§ TASK DETAILS: Starting at the line that contains "Bar: [273, 2, 281, 112]" and stopping after the line that contains "Bar: [6, 18, 84, 171]", copy those lines, substituting "Oval shape" for "Ellipse shape" and leaving everything else unchanged.

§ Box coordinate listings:

########################################

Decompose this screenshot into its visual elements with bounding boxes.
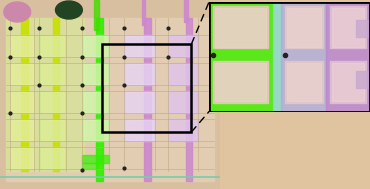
Bar: [273, 2, 281, 112]
Ellipse shape: [4, 2, 31, 22]
Bar: [169, 36, 196, 56]
Bar: [10, 147, 34, 169]
Bar: [213, 61, 268, 103]
Bar: [10, 119, 34, 141]
Bar: [124, 91, 155, 113]
Bar: [285, 61, 323, 103]
Bar: [285, 6, 323, 49]
Bar: [330, 61, 366, 103]
Bar: [142, 0, 145, 25]
Bar: [209, 2, 273, 112]
Bar: [21, 18, 28, 171]
Bar: [124, 35, 155, 57]
Bar: [41, 92, 64, 112]
Bar: [168, 91, 198, 113]
Bar: [6, 18, 84, 171]
Bar: [84, 64, 107, 84]
Bar: [11, 148, 33, 168]
Bar: [10, 63, 34, 85]
Bar: [126, 92, 153, 112]
Bar: [94, 0, 98, 30]
Bar: [287, 63, 321, 101]
Bar: [144, 18, 151, 181]
Bar: [126, 120, 153, 140]
Bar: [332, 63, 364, 101]
Bar: [215, 63, 266, 101]
Bar: [39, 147, 66, 169]
Bar: [11, 92, 33, 112]
Bar: [84, 120, 107, 140]
Bar: [287, 8, 321, 47]
Bar: [84, 36, 107, 56]
Bar: [82, 155, 109, 163]
Bar: [41, 120, 64, 140]
Bar: [326, 2, 370, 112]
Bar: [169, 64, 196, 84]
Bar: [11, 120, 33, 140]
Bar: [10, 91, 34, 113]
Bar: [168, 35, 198, 57]
Bar: [82, 119, 109, 141]
Bar: [39, 35, 66, 57]
Bar: [82, 63, 109, 85]
Bar: [186, 18, 192, 181]
Bar: [168, 63, 198, 85]
Bar: [124, 119, 155, 141]
Bar: [82, 35, 109, 57]
Bar: [213, 6, 268, 49]
Bar: [102, 44, 191, 132]
Bar: [6, 18, 214, 181]
Bar: [41, 64, 64, 84]
Bar: [41, 148, 64, 168]
Bar: [169, 120, 196, 140]
Bar: [124, 63, 155, 85]
Bar: [82, 91, 109, 113]
Bar: [84, 92, 107, 112]
Bar: [10, 35, 34, 57]
Bar: [41, 36, 64, 56]
Bar: [330, 6, 366, 49]
Bar: [169, 92, 196, 112]
Ellipse shape: [56, 1, 82, 19]
Bar: [356, 71, 369, 88]
Bar: [332, 8, 364, 47]
Bar: [168, 119, 198, 141]
Bar: [39, 119, 66, 141]
Bar: [11, 64, 33, 84]
Bar: [53, 18, 59, 171]
Bar: [39, 63, 66, 85]
Bar: [39, 91, 66, 113]
Bar: [82, 163, 98, 169]
Bar: [215, 8, 266, 47]
Bar: [96, 18, 103, 181]
Bar: [126, 64, 153, 84]
Bar: [281, 2, 326, 112]
Bar: [126, 36, 153, 56]
Bar: [11, 36, 33, 56]
Bar: [356, 20, 369, 37]
Bar: [184, 0, 188, 22]
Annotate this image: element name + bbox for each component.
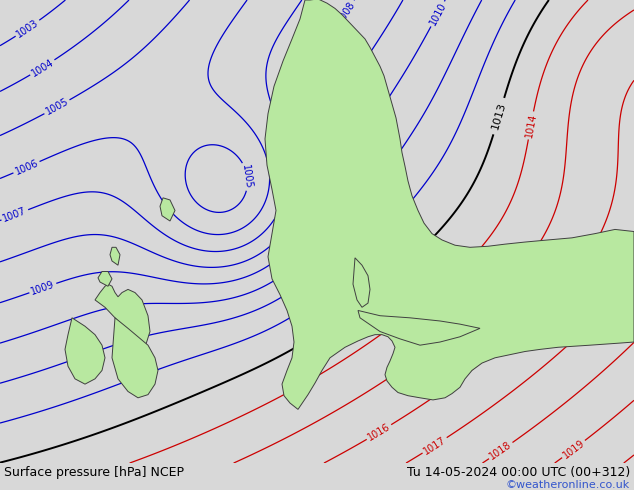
Text: 1004: 1004 bbox=[29, 57, 55, 78]
Text: 1008: 1008 bbox=[335, 0, 357, 25]
Polygon shape bbox=[160, 198, 175, 221]
Polygon shape bbox=[353, 258, 370, 307]
Text: 1010: 1010 bbox=[427, 1, 448, 27]
Text: 1012: 1012 bbox=[378, 213, 402, 238]
Polygon shape bbox=[98, 271, 112, 286]
Text: 1019: 1019 bbox=[561, 438, 586, 461]
Polygon shape bbox=[110, 247, 120, 265]
Text: 1018: 1018 bbox=[488, 440, 514, 462]
Polygon shape bbox=[265, 0, 634, 409]
Text: 1014: 1014 bbox=[524, 113, 538, 138]
Text: 1011: 1011 bbox=[67, 348, 94, 366]
Text: Surface pressure [hPa] NCEP: Surface pressure [hPa] NCEP bbox=[4, 466, 184, 479]
Text: Tu 14-05-2024 00:00 UTC (00+312): Tu 14-05-2024 00:00 UTC (00+312) bbox=[407, 466, 630, 479]
Polygon shape bbox=[95, 284, 150, 347]
Text: 1003: 1003 bbox=[15, 17, 41, 39]
Text: 1007: 1007 bbox=[1, 206, 28, 224]
Polygon shape bbox=[65, 318, 105, 384]
Text: 1005: 1005 bbox=[240, 164, 254, 190]
Text: 1009: 1009 bbox=[30, 279, 56, 297]
Polygon shape bbox=[358, 311, 480, 345]
Text: 1016: 1016 bbox=[366, 421, 392, 442]
Text: ©weatheronline.co.uk: ©weatheronline.co.uk bbox=[506, 480, 630, 490]
Text: 1015: 1015 bbox=[408, 345, 434, 368]
Text: 1005: 1005 bbox=[44, 97, 70, 117]
Polygon shape bbox=[112, 318, 158, 398]
Text: 1013: 1013 bbox=[490, 101, 508, 131]
Text: 1006: 1006 bbox=[13, 158, 40, 177]
Text: 1017: 1017 bbox=[422, 435, 448, 456]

########################################

§ THE RESULT:
Bar: [273, 2, 281, 112]
Oval shape: [4, 2, 31, 22]
Bar: [169, 36, 196, 56]
Bar: [10, 147, 34, 169]
Bar: [213, 61, 268, 103]
Bar: [10, 119, 34, 141]
Bar: [124, 91, 155, 113]
Bar: [285, 61, 323, 103]
Bar: [285, 6, 323, 49]
Bar: [330, 61, 366, 103]
Bar: [142, 0, 145, 25]
Bar: [209, 2, 273, 112]
Bar: [21, 18, 28, 171]
Bar: [124, 35, 155, 57]
Bar: [41, 92, 64, 112]
Bar: [168, 91, 198, 113]
Bar: [6, 18, 84, 171]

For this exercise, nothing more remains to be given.